- INSTRUCTIONS TO FOLLOW: Give only the lines from the one containing "Serialize everything readable" through the end of the material below, exactly as written.

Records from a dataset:
* * * *
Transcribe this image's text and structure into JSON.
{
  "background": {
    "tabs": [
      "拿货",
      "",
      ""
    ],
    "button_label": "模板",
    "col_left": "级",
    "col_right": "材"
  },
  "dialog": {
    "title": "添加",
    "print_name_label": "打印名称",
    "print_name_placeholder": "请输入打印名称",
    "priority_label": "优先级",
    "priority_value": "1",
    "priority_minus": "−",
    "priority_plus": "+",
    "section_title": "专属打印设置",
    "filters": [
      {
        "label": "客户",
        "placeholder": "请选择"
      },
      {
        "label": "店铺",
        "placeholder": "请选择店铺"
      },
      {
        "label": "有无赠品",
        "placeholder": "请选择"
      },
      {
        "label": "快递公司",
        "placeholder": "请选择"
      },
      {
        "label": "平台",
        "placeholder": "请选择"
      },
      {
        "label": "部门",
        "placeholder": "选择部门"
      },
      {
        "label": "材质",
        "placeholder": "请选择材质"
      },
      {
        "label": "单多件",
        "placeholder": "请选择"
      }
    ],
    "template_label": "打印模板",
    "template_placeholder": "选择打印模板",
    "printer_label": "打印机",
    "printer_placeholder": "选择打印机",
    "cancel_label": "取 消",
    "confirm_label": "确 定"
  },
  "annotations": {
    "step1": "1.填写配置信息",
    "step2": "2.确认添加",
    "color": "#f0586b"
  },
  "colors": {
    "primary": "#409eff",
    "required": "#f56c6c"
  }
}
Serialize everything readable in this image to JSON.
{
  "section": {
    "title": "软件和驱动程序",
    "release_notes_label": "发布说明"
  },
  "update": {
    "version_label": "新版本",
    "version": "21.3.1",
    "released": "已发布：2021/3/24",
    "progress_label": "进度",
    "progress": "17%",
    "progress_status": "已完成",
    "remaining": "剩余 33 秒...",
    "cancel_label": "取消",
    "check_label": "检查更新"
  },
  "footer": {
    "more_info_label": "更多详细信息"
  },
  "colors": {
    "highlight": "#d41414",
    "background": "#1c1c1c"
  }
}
* * * *
- OUTPUT FOR THIS TASK:
Serialize everything readable in this image to JSON.
{
  "section": {
    "title": "软件和驱动程序",
    "release_notes_label": "发布说明"
  },
  "update": {
    "version_label": "新版本",
    "version": "21.3.1",
    "released": "已发布：2021/3/24",
    "progress_label": "进度",
    "progress": "17%",
    "progress_status": "已完成",
    "remaining": "剩余 33 秒...",
    "cancel_label": "取消",
    "check_label": "检查更新"
  },
  "footer": {
    "more_info_label": "更多详细信息"
  },
  "colors": {
    "highlight": "#d41414",
    "background": "#1c1c1c"
  }
}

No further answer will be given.